▶ [EXERCISE INSTRUCTIONS]
Below is a block of records: output all of them exactly and leave out the pictures.

— BEGIN —

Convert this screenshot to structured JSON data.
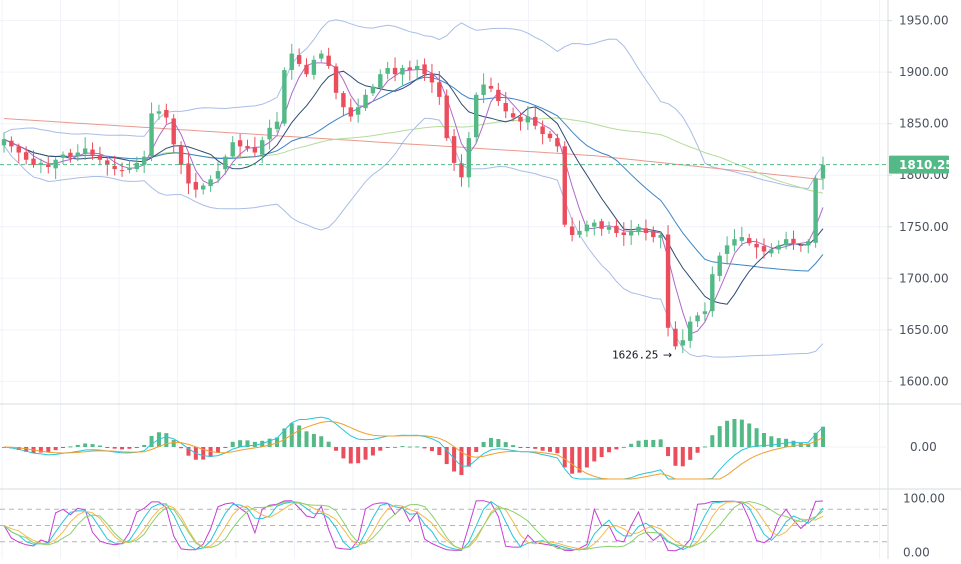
{
  "colors": {
    "up": "#53b987",
    "down": "#eb4d5c",
    "grid": "#f0f3fa",
    "axis_border": "#d6dcde",
    "axis_text": "#4c525e",
    "price_line": "#53b987",
    "bb_upper_lower": "#a9bde8",
    "ma_red": "#e8998f",
    "ma_green": "#b5dc9a",
    "ma_blue": "#3d85c6",
    "ma_navy": "#2e4a73",
    "ma_purple": "#b069c9",
    "macd_fast": "#26c6da",
    "macd_slow": "#f0a030",
    "stoch_k": "#c73ed6",
    "stoch_d": "#f5b94d",
    "stoch_e": "#26c6da",
    "stoch_f": "#8bd16c"
  },
  "chart_data": [
    {
      "type": "candlestick",
      "panel": "price",
      "y_ticks": [
        "1950.00",
        "1900.00",
        "1850.00",
        "1800.00",
        "1750.00",
        "1700.00",
        "1650.00",
        "1600.00"
      ],
      "ylim": [
        1580,
        1970
      ],
      "last_price": 1810.25,
      "last_price_label": "1810.25",
      "min_marker": {
        "value": 1626.25,
        "label": "1626.25"
      },
      "close": [
        1835,
        1828,
        1822,
        1815,
        1810,
        1812,
        1808,
        1815,
        1820,
        1818,
        1822,
        1826,
        1820,
        1815,
        1810,
        1806,
        1804,
        1807,
        1812,
        1818,
        1860,
        1862,
        1856,
        1830,
        1810,
        1792,
        1786,
        1790,
        1796,
        1804,
        1818,
        1832,
        1828,
        1826,
        1822,
        1834,
        1846,
        1852,
        1902,
        1918,
        1908,
        1898,
        1912,
        1918,
        1906,
        1880,
        1866,
        1857,
        1866,
        1878,
        1886,
        1898,
        1904,
        1898,
        1904,
        1902,
        1906,
        1898,
        1890,
        1876,
        1836,
        1812,
        1798,
        1836,
        1878,
        1888,
        1884,
        1872,
        1862,
        1856,
        1852,
        1857,
        1848,
        1840,
        1836,
        1828,
        1752,
        1742,
        1746,
        1752,
        1754,
        1748,
        1750,
        1744,
        1742,
        1746,
        1750,
        1744,
        1740,
        1742,
        1652,
        1634,
        1640,
        1658,
        1664,
        1668,
        1704,
        1722,
        1732,
        1738,
        1740,
        1734,
        1730,
        1726,
        1728,
        1732,
        1738,
        1734,
        1732,
        1736,
        1797,
        1810
      ],
      "open_offset_days_note": "",
      "series": [
        {
          "name": "",
          "role": "bollinger_upper"
        },
        {
          "name": "",
          "role": "bollinger_lower"
        },
        {
          "name": "",
          "role": "moving_average_long"
        },
        {
          "name": "",
          "role": "moving_average_mid"
        },
        {
          "name": "",
          "role": "moving_average_fast"
        }
      ],
      "grid": true
    },
    {
      "type": "histogram",
      "panel": "macd",
      "y_ticks": [
        "0.00"
      ],
      "ylim": [
        -20,
        20
      ],
      "grid": true
    },
    {
      "type": "line",
      "panel": "stochastic",
      "y_ticks": [
        "100.00",
        "0.00"
      ],
      "ylim": [
        -12,
        112
      ],
      "grid": true
    }
  ]
}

— END —

▶ [RESULT]
Convert this screenshot to structured JSON data.
{
  "colors": {
    "up": "#53b987",
    "down": "#eb4d5c",
    "grid": "#f0f3fa",
    "axis_border": "#d6dcde",
    "axis_text": "#4c525e",
    "price_line": "#53b987",
    "bb_upper_lower": "#a9bde8",
    "ma_red": "#e8998f",
    "ma_green": "#b5dc9a",
    "ma_blue": "#3d85c6",
    "ma_navy": "#2e4a73",
    "ma_purple": "#b069c9",
    "macd_fast": "#26c6da",
    "macd_slow": "#f0a030",
    "stoch_k": "#c73ed6",
    "stoch_d": "#f5b94d",
    "stoch_e": "#26c6da",
    "stoch_f": "#8bd16c"
  },
  "chart_data": [
    {
      "type": "candlestick",
      "panel": "price",
      "y_ticks": [
        "1950.00",
        "1900.00",
        "1850.00",
        "1800.00",
        "1750.00",
        "1700.00",
        "1650.00",
        "1600.00"
      ],
      "ylim": [
        1580,
        1970
      ],
      "last_price": 1810.25,
      "last_price_label": "1810.25",
      "min_marker": {
        "value": 1626.25,
        "label": "1626.25"
      },
      "close": [
        1835,
        1828,
        1822,
        1815,
        1810,
        1812,
        1808,
        1815,
        1820,
        1818,
        1822,
        1826,
        1820,
        1815,
        1810,
        1806,
        1804,
        1807,
        1812,
        1818,
        1860,
        1862,
        1856,
        1830,
        1810,
        1792,
        1786,
        1790,
        1796,
        1804,
        1818,
        1832,
        1828,
        1826,
        1822,
        1834,
        1846,
        1852,
        1902,
        1918,
        1908,
        1898,
        1912,
        1918,
        1906,
        1880,
        1866,
        1857,
        1866,
        1878,
        1886,
        1898,
        1904,
        1898,
        1904,
        1902,
        1906,
        1898,
        1890,
        1876,
        1836,
        1812,
        1798,
        1836,
        1878,
        1888,
        1884,
        1872,
        1862,
        1856,
        1852,
        1857,
        1848,
        1840,
        1836,
        1828,
        1752,
        1742,
        1746,
        1752,
        1754,
        1748,
        1750,
        1744,
        1742,
        1746,
        1750,
        1744,
        1740,
        1742,
        1652,
        1634,
        1640,
        1658,
        1664,
        1668,
        1704,
        1722,
        1732,
        1738,
        1740,
        1734,
        1730,
        1726,
        1728,
        1732,
        1738,
        1734,
        1732,
        1736,
        1797,
        1810
      ],
      "open_offset_days_note": "",
      "series": [
        {
          "name": "",
          "role": "bollinger_upper"
        },
        {
          "name": "",
          "role": "bollinger_lower"
        },
        {
          "name": "",
          "role": "moving_average_long"
        },
        {
          "name": "",
          "role": "moving_average_mid"
        },
        {
          "name": "",
          "role": "moving_average_fast"
        }
      ],
      "grid": true
    },
    {
      "type": "histogram",
      "panel": "macd",
      "y_ticks": [
        "0.00"
      ],
      "ylim": [
        -20,
        20
      ],
      "grid": true
    },
    {
      "type": "line",
      "panel": "stochastic",
      "y_ticks": [
        "100.00",
        "0.00"
      ],
      "ylim": [
        -12,
        112
      ],
      "grid": true
    }
  ]
}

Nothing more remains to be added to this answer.